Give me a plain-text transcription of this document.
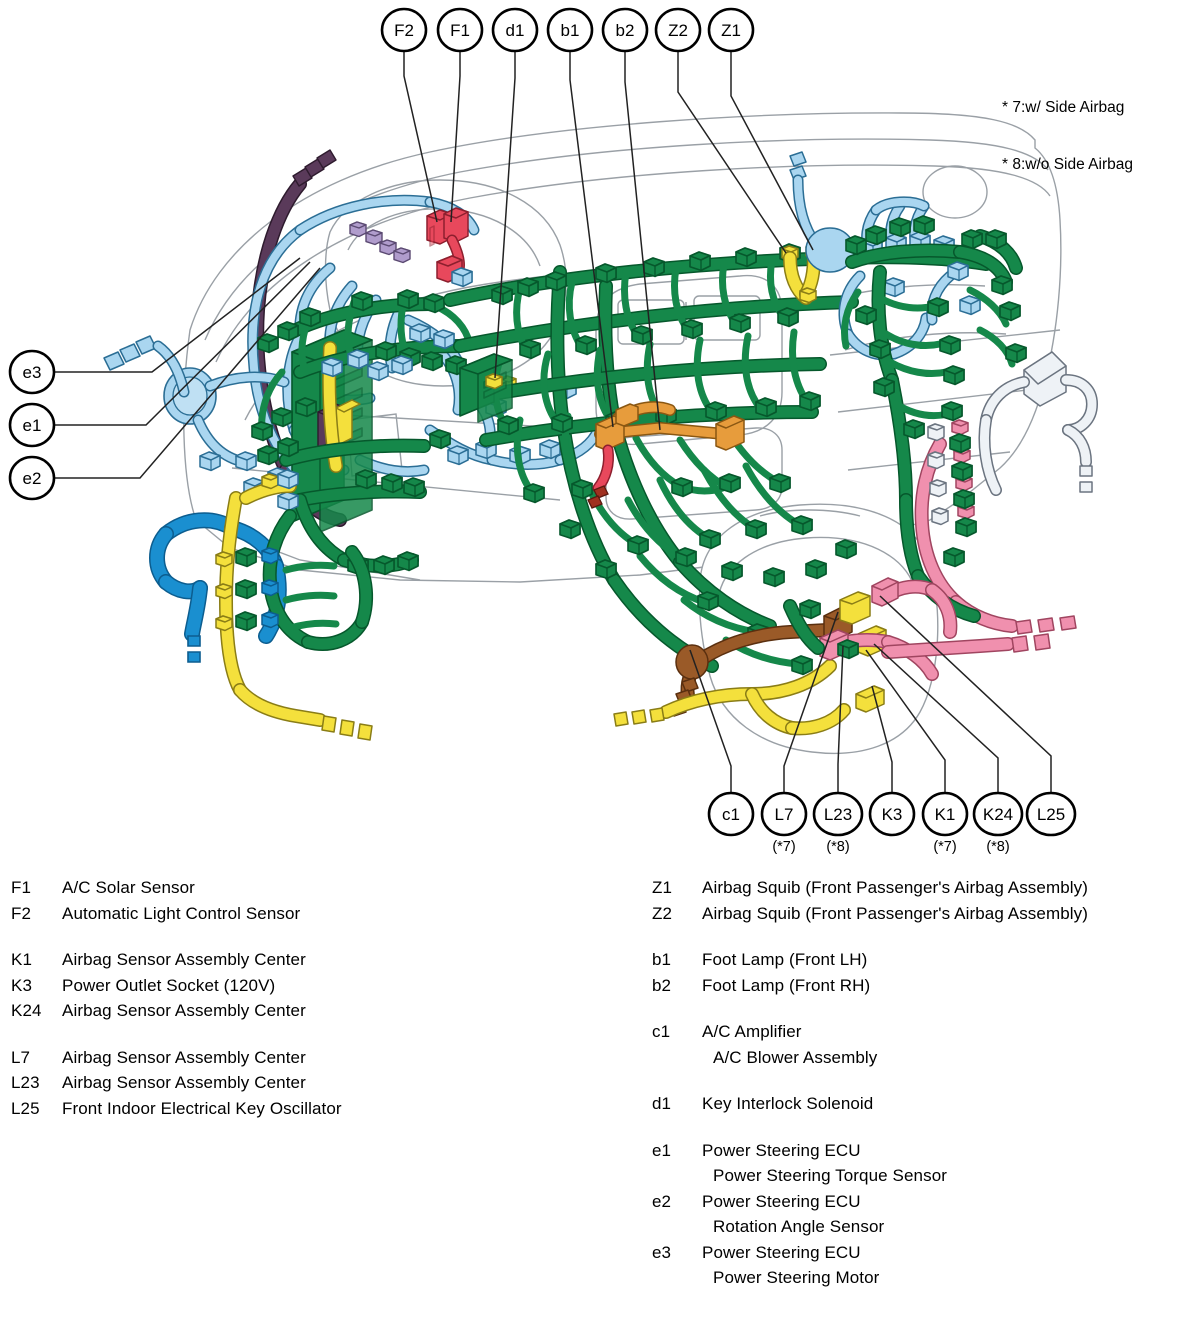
F2 F1 d1 b1 b2 Z2 Z1
e3
e1
e2
c1 L7
(*7)
L23
(*8)
K3 K1
(*7)
K24
(*8)
L25

* 7:w/ Side Airbag

* 8:w/o Side Airbag

F1	A/C Solar Sensor
F2	Automatic Light Control Sensor
K1	Airbag Sensor Assembly Center
K3	Power Outlet Socket (120V)
K24	Airbag Sensor Assembly Center
L7	Airbag Sensor Assembly Center
L23	Airbag Sensor Assembly Center
L25	Front Indoor Electrical Key Oscillator
Z1	Airbag Squib (Front Passenger's Airbag Assembly)
Z2	Airbag Squib (Front Passenger's Airbag Assembly)
b1	Foot Lamp (Front LH)
b2	Foot Lamp (Front RH)
c1	A/C Amplifier
A/C Blower Assembly
d1	Key Interlock Solenoid
e1	Power Steering ECU
Power Steering Torque Sensor
e2	Power Steering ECU
Rotation Angle Sensor
e3	Power Steering ECU
Power Steering Motor
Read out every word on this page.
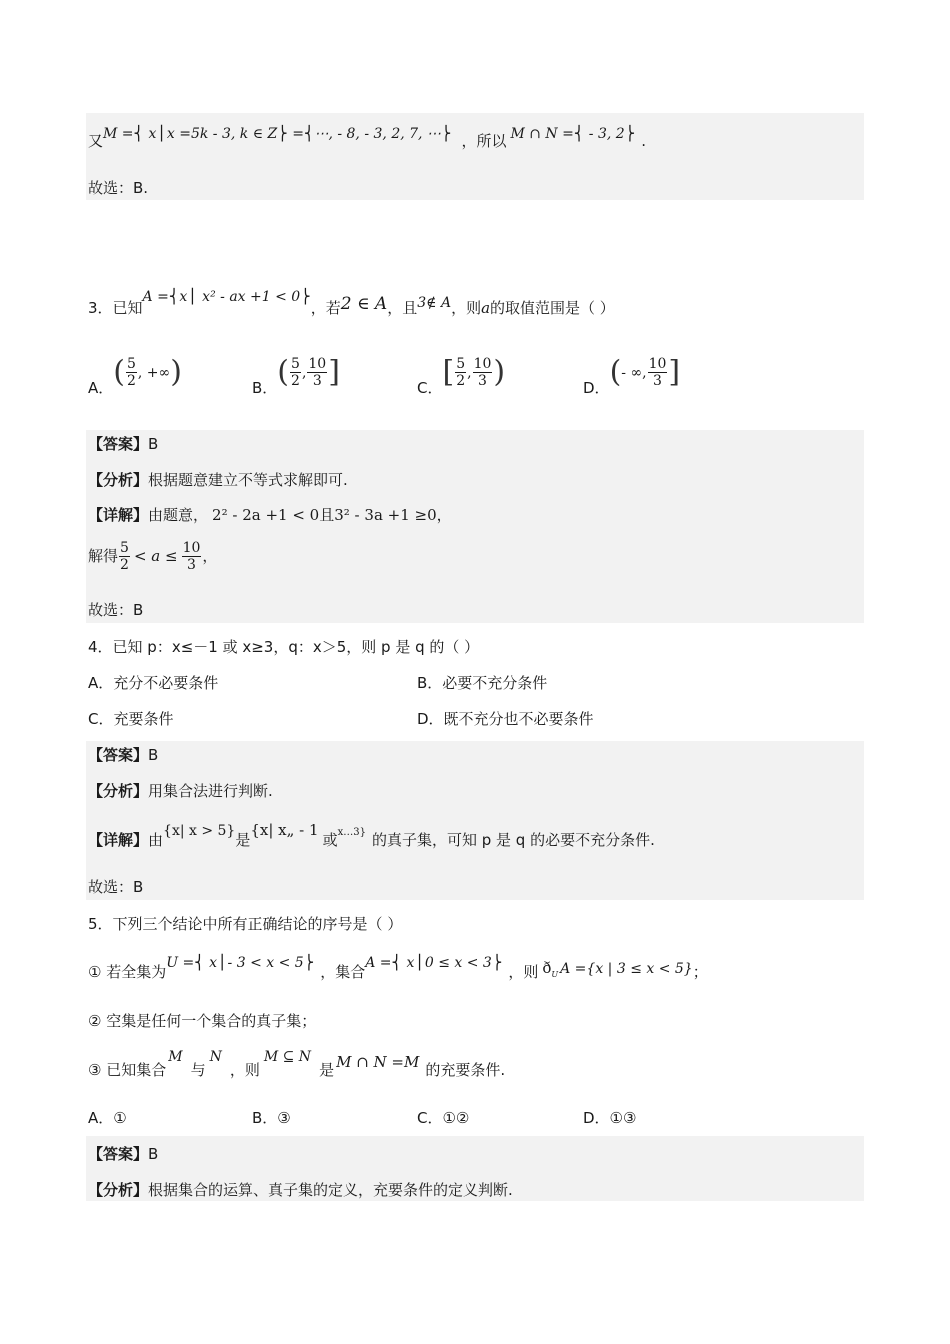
又M =⎨ x⎪x =5k - 3, k ∈ Z⎬ =⎨⋯, - 8, - 3, 2, 7, ⋯⎬ ，所以 M ∩ N =⎨ - 3, 2⎬ .
故选：B.
3．已知A =⎨x⎪ x² - ax +1 < 0⎬，若2 ∈ A，且3∉ A，则a的取值范围是（ ）
A．( $\frac{5}{2}$ , +∞)	B．( $\frac{5}{2}$ , $\frac{10}{3}$ ]	C．[ $\frac{5}{2}$ , $\frac{10}{3}$ )	D．(- ∞, $\frac{10}{3}$ ]
【答案】B
【分析】根据题意建立不等式求解即可.
【详解】由题意， 2² - 2a +1 < 0且3² - 3a +1 ≥0，
解得 $\frac{5}{2} < a \le \frac{10}{3}$ ，
故选：B
4．已知 p：x≤－1 或 x≥3，q：x＞5，则 p 是 q 的（ ）
A．充分不必要条件	B．必要不充分条件
C．充要条件	D．既不充分也不必要条件
【答案】B
【分析】用集合法进行判断.
【详解】由{x| x > 5}是{x| x„ - 1或$^{x\dots 3\}}$ 的真子集，可知 p 是 q 的必要不充分条件.
故选：B
5．下列三个结论中所有正确结论的序号是（ ）
① 若全集为U =⎨ x⎪- 3 < x < 5⎬ ，集合A =⎨ x⎪0 ≤ x < 3⎬ ，则 ðU A ={x | 3 ≤ x < 5}；
② 空集是任何一个集合的真子集；
③ 已知集合M与N，则M ⊆ N是 M ∩ N =M 的充要条件.
A．①	B．③	C．①②	D．①③
【答案】B
【分析】根据集合的运算、真子集的定义，充要条件的定义判断.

++++++

**Short task**
Give back word for word the lines from the one containing "Read out every word on this page." through the final line of the data above. Pictures are to be left out.

**Task response**
Read out every word on this page.
又M =⎨ x⎪x =5k - 3, k ∈ Z⎬ =⎨⋯, - 8, - 3, 2, 7, ⋯⎬ ，所以 M ∩ N =⎨ - 3, 2⎬ .
故选：B.
3．已知A =⎨x⎪ x² - ax +1 < 0⎬，若2 ∈ A，且3∉ A，则a的取值范围是（ ）
A．( $\frac{5}{2}$ , +∞)	B．( $\frac{5}{2}$ , $\frac{10}{3}$ ]	C．[ $\frac{5}{2}$ , $\frac{10}{3}$ )	D．(- ∞, $\frac{10}{3}$ ]
【答案】B
【分析】根据题意建立不等式求解即可.
【详解】由题意， 2² - 2a +1 < 0且3² - 3a +1 ≥0，
解得 $\frac{5}{2} < a \le \frac{10}{3}$ ，
故选：B
4．已知 p：x≤－1 或 x≥3，q：x＞5，则 p 是 q 的（ ）
A．充分不必要条件	B．必要不充分条件
C．充要条件	D．既不充分也不必要条件
【答案】B
【分析】用集合法进行判断.
【详解】由{x| x > 5}是{x| x„ - 1或$^{x\dots 3\}}$ 的真子集，可知 p 是 q 的必要不充分条件.
故选：B
5．下列三个结论中所有正确结论的序号是（ ）
① 若全集为U =⎨ x⎪- 3 < x < 5⎬ ，集合A =⎨ x⎪0 ≤ x < 3⎬ ，则 ðU A ={x | 3 ≤ x < 5}；
② 空集是任何一个集合的真子集；
③ 已知集合M与N，则M ⊆ N是 M ∩ N =M 的充要条件.
A．①	B．③	C．①②	D．①③
【答案】B
【分析】根据集合的运算、真子集的定义，充要条件的定义判断.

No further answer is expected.